▶ [EXERCISE GOAL]: Pull out every line with the word "color".

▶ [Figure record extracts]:

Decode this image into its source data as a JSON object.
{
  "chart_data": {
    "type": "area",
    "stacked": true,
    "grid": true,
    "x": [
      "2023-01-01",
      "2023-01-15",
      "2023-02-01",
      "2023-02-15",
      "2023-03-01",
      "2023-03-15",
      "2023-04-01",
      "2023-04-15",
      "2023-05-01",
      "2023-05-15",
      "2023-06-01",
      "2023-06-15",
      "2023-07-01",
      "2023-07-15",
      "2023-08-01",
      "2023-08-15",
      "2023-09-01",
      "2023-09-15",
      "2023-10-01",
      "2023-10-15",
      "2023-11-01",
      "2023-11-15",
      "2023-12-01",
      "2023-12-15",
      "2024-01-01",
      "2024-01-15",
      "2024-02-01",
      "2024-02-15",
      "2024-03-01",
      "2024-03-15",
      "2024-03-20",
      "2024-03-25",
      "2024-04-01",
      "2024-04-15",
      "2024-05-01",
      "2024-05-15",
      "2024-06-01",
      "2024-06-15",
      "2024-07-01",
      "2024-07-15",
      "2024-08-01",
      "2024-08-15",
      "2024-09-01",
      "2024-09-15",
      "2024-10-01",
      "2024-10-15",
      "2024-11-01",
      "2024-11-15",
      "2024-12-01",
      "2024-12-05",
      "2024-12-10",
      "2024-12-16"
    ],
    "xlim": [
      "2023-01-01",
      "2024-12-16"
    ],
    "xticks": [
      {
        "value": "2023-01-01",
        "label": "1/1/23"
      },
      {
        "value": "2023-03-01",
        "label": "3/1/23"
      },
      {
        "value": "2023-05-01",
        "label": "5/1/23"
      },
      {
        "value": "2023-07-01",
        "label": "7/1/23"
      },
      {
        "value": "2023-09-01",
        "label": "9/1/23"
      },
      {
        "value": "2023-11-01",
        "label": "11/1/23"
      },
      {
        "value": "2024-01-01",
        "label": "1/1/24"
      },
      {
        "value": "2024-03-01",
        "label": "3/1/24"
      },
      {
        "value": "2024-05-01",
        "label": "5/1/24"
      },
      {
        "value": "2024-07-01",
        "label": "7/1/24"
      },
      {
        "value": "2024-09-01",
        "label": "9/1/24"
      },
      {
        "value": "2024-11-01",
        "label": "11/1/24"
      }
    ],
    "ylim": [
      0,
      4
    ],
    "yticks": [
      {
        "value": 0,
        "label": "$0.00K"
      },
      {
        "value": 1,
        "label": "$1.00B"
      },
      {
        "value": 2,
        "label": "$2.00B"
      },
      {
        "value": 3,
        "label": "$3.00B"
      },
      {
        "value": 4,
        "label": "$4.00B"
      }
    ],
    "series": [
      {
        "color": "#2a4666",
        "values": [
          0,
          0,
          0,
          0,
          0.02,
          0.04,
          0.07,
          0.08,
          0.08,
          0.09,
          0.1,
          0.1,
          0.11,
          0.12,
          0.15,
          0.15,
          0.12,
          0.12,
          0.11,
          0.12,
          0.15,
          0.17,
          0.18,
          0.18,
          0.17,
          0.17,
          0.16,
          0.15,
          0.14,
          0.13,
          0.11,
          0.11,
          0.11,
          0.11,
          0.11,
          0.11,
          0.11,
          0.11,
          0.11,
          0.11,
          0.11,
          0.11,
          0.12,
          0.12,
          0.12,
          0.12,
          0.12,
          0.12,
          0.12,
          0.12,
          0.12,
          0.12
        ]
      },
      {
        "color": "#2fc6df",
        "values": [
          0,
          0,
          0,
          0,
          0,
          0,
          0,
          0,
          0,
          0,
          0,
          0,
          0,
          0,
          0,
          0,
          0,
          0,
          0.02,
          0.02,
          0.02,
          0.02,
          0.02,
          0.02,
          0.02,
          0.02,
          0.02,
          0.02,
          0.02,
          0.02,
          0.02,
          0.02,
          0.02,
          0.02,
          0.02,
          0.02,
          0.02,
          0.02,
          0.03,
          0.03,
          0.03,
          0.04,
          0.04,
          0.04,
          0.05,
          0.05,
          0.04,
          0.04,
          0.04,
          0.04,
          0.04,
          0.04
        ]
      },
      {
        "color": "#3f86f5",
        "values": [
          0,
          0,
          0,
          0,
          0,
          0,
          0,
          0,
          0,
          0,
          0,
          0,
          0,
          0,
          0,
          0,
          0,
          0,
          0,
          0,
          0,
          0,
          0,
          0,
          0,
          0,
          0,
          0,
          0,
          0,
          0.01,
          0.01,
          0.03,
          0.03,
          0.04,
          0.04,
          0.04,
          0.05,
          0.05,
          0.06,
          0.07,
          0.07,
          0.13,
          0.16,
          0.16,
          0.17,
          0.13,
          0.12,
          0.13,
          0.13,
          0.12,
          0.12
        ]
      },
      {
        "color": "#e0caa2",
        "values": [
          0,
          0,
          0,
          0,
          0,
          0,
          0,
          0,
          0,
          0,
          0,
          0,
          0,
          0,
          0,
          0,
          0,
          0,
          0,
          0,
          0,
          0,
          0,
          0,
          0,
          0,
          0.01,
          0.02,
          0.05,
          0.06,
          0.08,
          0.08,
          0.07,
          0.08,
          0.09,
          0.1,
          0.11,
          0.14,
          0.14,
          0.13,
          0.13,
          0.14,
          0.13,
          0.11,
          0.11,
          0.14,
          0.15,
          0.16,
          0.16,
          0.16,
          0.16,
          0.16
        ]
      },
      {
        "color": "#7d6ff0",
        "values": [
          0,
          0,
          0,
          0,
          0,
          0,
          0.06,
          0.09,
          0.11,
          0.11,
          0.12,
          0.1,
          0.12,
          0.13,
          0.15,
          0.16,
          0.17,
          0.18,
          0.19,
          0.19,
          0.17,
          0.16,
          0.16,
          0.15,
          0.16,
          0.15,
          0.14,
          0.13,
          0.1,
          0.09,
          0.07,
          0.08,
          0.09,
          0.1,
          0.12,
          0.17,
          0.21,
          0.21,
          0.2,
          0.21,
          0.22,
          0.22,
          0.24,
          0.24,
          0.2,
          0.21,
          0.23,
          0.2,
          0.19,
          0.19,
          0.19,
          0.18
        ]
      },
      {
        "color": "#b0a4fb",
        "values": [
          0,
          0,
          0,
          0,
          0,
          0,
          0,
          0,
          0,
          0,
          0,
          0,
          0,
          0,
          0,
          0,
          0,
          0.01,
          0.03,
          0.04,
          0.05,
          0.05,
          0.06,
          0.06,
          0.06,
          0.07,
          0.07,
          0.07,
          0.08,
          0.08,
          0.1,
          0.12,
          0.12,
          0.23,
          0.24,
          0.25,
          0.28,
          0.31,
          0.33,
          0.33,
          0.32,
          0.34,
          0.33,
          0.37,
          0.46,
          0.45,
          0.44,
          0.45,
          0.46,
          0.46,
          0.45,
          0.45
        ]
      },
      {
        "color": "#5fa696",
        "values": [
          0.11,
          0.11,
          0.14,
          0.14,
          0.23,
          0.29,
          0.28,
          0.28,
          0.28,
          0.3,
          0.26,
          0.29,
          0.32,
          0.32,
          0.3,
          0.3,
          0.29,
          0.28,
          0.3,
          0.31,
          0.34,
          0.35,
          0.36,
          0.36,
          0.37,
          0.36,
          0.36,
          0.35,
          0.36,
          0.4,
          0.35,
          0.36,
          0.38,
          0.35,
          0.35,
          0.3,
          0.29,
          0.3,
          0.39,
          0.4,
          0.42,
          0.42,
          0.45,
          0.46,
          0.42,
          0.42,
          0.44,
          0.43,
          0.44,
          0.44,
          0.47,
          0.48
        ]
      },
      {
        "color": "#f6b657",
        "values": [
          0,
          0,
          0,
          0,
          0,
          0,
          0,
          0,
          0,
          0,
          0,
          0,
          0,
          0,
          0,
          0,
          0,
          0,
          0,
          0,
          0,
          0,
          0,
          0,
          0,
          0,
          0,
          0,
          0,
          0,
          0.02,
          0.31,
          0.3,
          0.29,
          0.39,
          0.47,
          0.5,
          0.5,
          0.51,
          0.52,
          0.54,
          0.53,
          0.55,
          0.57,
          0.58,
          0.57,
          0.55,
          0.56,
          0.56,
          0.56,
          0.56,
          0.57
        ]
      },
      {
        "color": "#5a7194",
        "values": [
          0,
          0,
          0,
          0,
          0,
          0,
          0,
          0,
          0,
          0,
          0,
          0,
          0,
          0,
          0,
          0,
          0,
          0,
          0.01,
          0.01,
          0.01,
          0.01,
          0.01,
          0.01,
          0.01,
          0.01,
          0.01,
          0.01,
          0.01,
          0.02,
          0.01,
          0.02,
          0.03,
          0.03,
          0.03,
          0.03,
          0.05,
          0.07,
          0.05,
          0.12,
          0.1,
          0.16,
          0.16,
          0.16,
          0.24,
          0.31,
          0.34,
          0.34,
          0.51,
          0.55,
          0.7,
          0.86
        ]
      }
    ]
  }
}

▶ [TASK SOLUTION]:
        "color": "#2a4666",
        "color": "#2fc6df",
        "color": "#3f86f5",
        "color": "#e0caa2",
        "color": "#7d6ff0",
        "color": "#b0a4fb",
        "color": "#5fa696",
        "color": "#f6b657",
        "color": "#5a7194",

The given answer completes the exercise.